» **Written task 1**
Print the part of the equivalence-testing text starting with "H0L:μT−μR≤−fσR vs. HaL:μT−μR>−fσR" and going on through "the pre-specified constant.".
» **Written task 2**
Carry on the text about testing equivalence in means between a test product and a reference product from the point where it stops.

» **Text**

.....

H0U:μT−μR≥fσR vs. HaU:μT−μR<fσR (1)

H0L:μT−μR≤−fσR vs. HaL:μT−μR>−fσR

where μT and μR are the population means of the test product and the reference product, respectively, σR is the Standard Deviation (SD) of the reference product and f is the pre-specified constant.

Hypotheses in (1) has been proposed in various applications. Shen and Xu [5] proposed in designs of method transfer studies for biotechnology products to compare means between the sending laboratory and the receiving laboratory. In their study, μT and μR represent the population mean of the measurements under normality distributions obtained at the receiving laboratory and the sending laboratory, respectively, and σR represents the population SD of the measurements obtained at the sending laboratory. For the evaluation of the analytical similarity between a test product and the reference product, Tsong, et al. [4] proposed to assess the equivalence in means for a selected Critical Quality Attribute (CQA) by testing the hypotheses in (1) with f=1.5. The current practice is just substituting the sample SD of the Reference Product (SR) in the margin as if it is a known value although σR is unknown and needed to be estimated from the study data [1]. Hence, under the normality assumption, the current analysis using t statistics results in inflating type I error rate and reducing power as pointed out by Dong, et al. [2] and Burdick, et al. [6].

To reduce the deficiency, one alternative approach is considering σR as a parameter and then applying the Wald-type statistic to hypotheses in (1). Chen, et al. [3] pointed out that the Wald test led to type I error rate seriously lower than the nominal significance level and power smaller than the target power value when the numbers of product lots are small. Chen, et al. [3] proposed a modified Wald test by using the Constrained Maximum Likelihood Estimate (CMLE)-method. With the Constrained Maximum Likelihood Estimate, the standard error was estimated using Maximum Likelihood Estimator (MLE) restricted to the null hypotheses in (1). Based on simulations, this CMLE-method led to slightly increase type I error rate but still less than the nominal significance value when the numbers of product lots are smaller than 20. Later, Burdick, et al. [6] and Dong, et al. [2] proposed to use Generalized Pivotal Quantity (GPQ) [7] to better control the type I error rate inflation and improve the power performance. Simulations showed that the type I error rate for the GPQ method is below the nominal significance value except for some small-lot-number scenarios in which the simulated type I error rate can be inflated to around 5.3%. In this paper, we further improve the Wald test with CMLE standard error [3] by replacing the MLE of σR in the equivalence margin with the sample estimate to further increase type I error rate while still below the nominal significance level and increase power when the numbers of product lots are small.

.....

» **Given information**
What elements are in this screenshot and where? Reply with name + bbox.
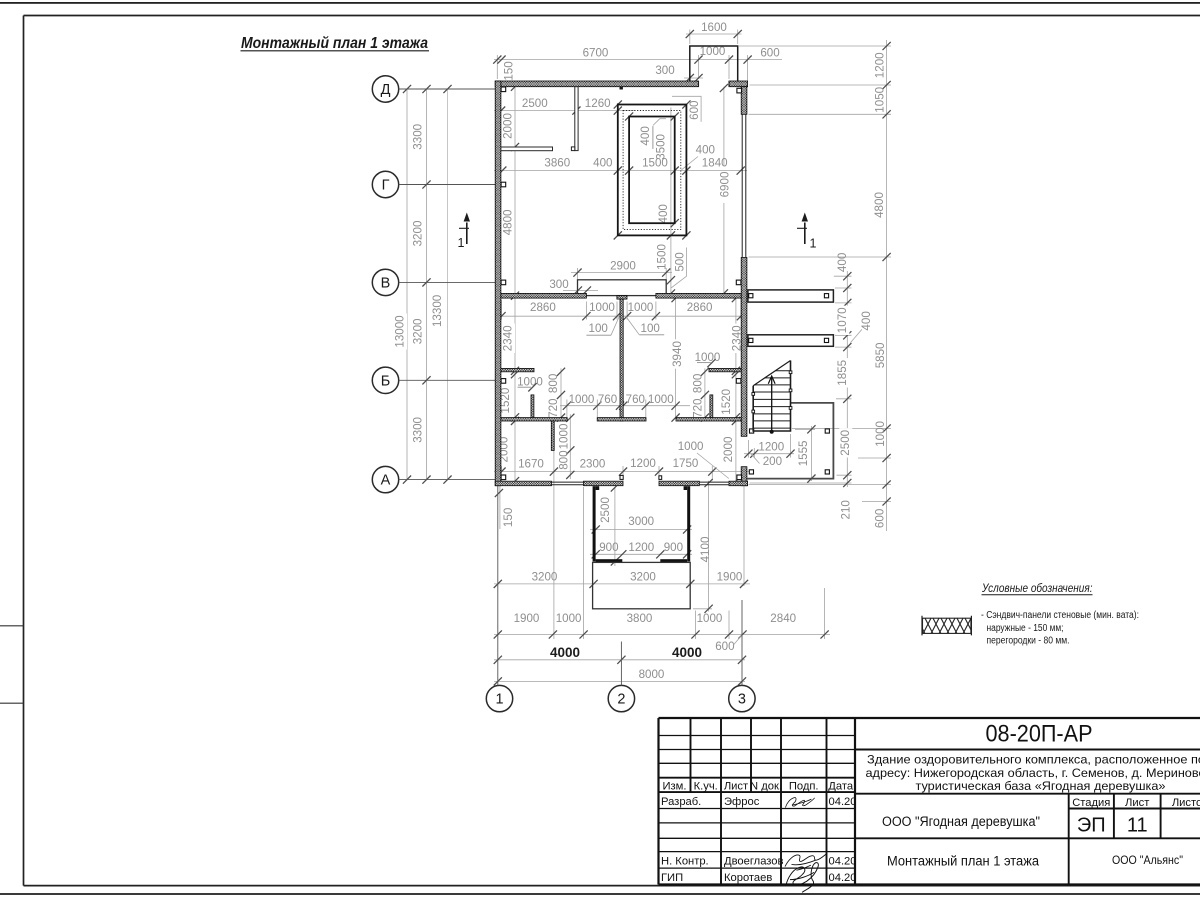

.....

» **Answer 1**
H0L:μT−μR≤−fσR vs. HaL:μT−μR>−fσR

where μT and μR are the population means of the test product and the reference product, respectively, σR is the Standard Deviation (SD) of the reference product and f is the pre-specified constant.

» **Answer 2**
This paper is structured as follows. In Section 2, we consider three methods to construct Wald tests with CMLEs for standard error estimation. In Section 3, we describe the simulation plan and evaluate type I error rate and power performance of these three Wald tests. We provide an example to apply our proposed method to a simulated dataset and compare the proposed method with the current practice in Section 4. We present the discussion and conclusions in Section 5. For the simplicity of discussion, we consider only normally distributed measurements.

We first derive the proposed improved Wald test statistic and the other two estimators and then propose improved Wald test statistic with size adjustment to mitigate the imbalance between the numbers of the reference product lots and the test product lots.

Proposed improved Wald test statistic

To achieve at least 85% power when the mean difference is 1/8 of the reference standard deviation and the numbers of the reference product lots and the test product lots equal to ten, with equal variability, the current practice led f to be 1.5 [1]. More details are described in Tsong, et al. [4].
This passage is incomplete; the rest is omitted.